Keep every line where the word "Vlieland" appears; drop the rest.
※
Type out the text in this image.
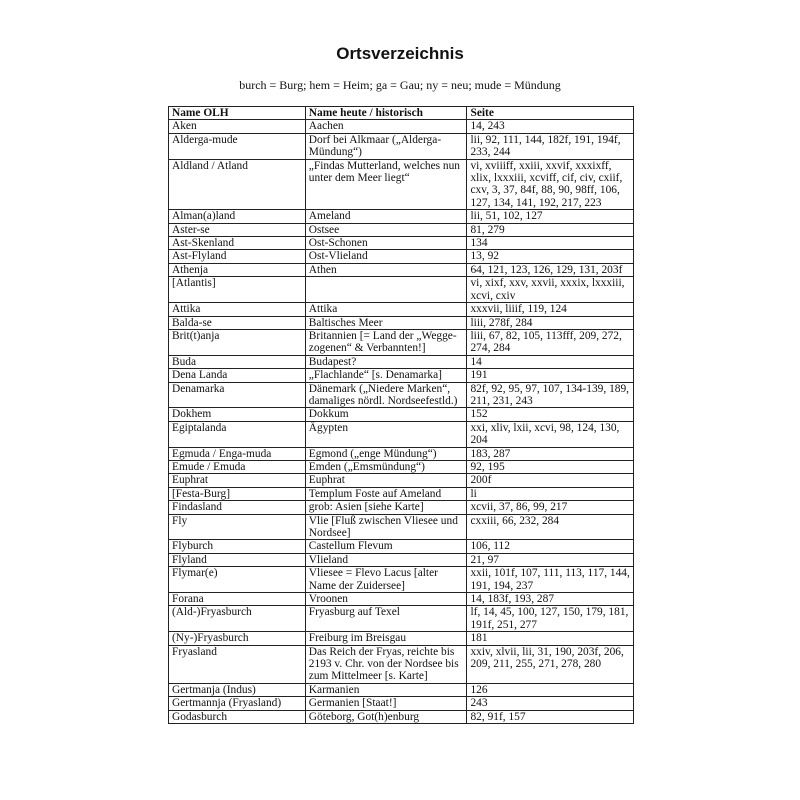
Ortsverzeichnis
burch = Burg; hem = Heim; ga = Gau; ny = neu; mude = Mündung
Name OLH	Name heute / historisch	Seite
Aken	Aachen	14, 243
Alderga-mude	Dorf bei Alkmaar („Alderga-Mündung“)	lii, 92, 111, 144, 182f, 191, 194f, 233, 244
Aldland / Atland	„Findas Mutterland, welches nun unter dem Meer liegt“	vi, xviiiff, xxiii, xxvif, xxxixff, xlix, lxxxiii, xcviff, cif, civ, cxiif, cxv, 3, 37, 84f, 88, 90, 98ff, 106, 127, 134, 141, 192, 217, 223
Alman(a)land	Ameland	lii, 51, 102, 127
Aster-se	Ostsee	81, 279
Ast-Skenland	Ost-Schonen	134
Ast-Flyland	Ost-Vlieland	13, 92
Athenja	Athen	64, 121, 123, 126, 129, 131, 203f
[Atlantis]		vi, xixf, xxv, xxvii, xxxix, lxxxiii, xcvi, cxiv
Attika	Attika	xxxvii, liiif, 119, 124
Balda-se	Baltisches Meer	liii, 278f, 284
Brit(t)anja	Britannien [= Land der „Wegge-zogenen“ & Verbannten!]	liii, 67, 82, 105, 113fff, 209, 272, 274, 284
Buda	Budapest?	14
Dena Landa	„Flachlande“ [s. Denamarka]	191
Denamarka	Dänemark („Niedere Marken“, damaliges nördl. Nordseefestld.)	82f, 92, 95, 97, 107, 134-139, 189, 211, 231, 243
Dokhem	Dokkum	152
Egiptalanda	Ägypten	xxi, xliv, lxii, xcvi, 98, 124, 130, 204
Egmuda / Enga-muda	Egmond („enge Mündung“)	183, 287
Emude / Emuda	Emden („Emsmündung“)	92, 195
Euphrat	Euphrat	200f
[Festa-Burg]	Templum Foste auf Ameland	li
Findasland	grob: Asien [siehe Karte]	xcvii, 37, 86, 99, 217
Fly	Vlie [Fluß zwischen Vliesee und Nordsee]	cxxiii, 66, 232, 284
Flyburch	Castellum Flevum	106, 112
Flyland	Vlieland	21, 97
Flymar(e)	Vliesee = Flevo Lacus [alter Name der Zuidersee]	xxii, 101f, 107, 111, 113, 117, 144, 191, 194, 237
Forana	Vroonen	14, 183f, 193, 287
(Ald-)Fryasburch	Fryasburg auf Texel	lf, 14, 45, 100, 127, 150, 179, 181, 191f, 251, 277
(Ny-)Fryasburch	Freiburg im Breisgau	181
Fryasland	Das Reich der Fryas, reichte bis 2193 v. Chr. von der Nordsee bis zum Mittelmeer [s. Karte]	xxiv, xlvii, lii, 31, 190, 203f, 206, 209, 211, 255, 271, 278, 280
Gertmanja (Indus)	Karmanien	126
Gertmannja (Fryasland)	Germanien [Staat!]	243
Godasburch	Göteborg, Got(h)enburg	82, 91f, 157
※
* [Full output]
Ast-Flyland	Ost-Vlieland	13, 92
Flyland	Vlieland	21, 97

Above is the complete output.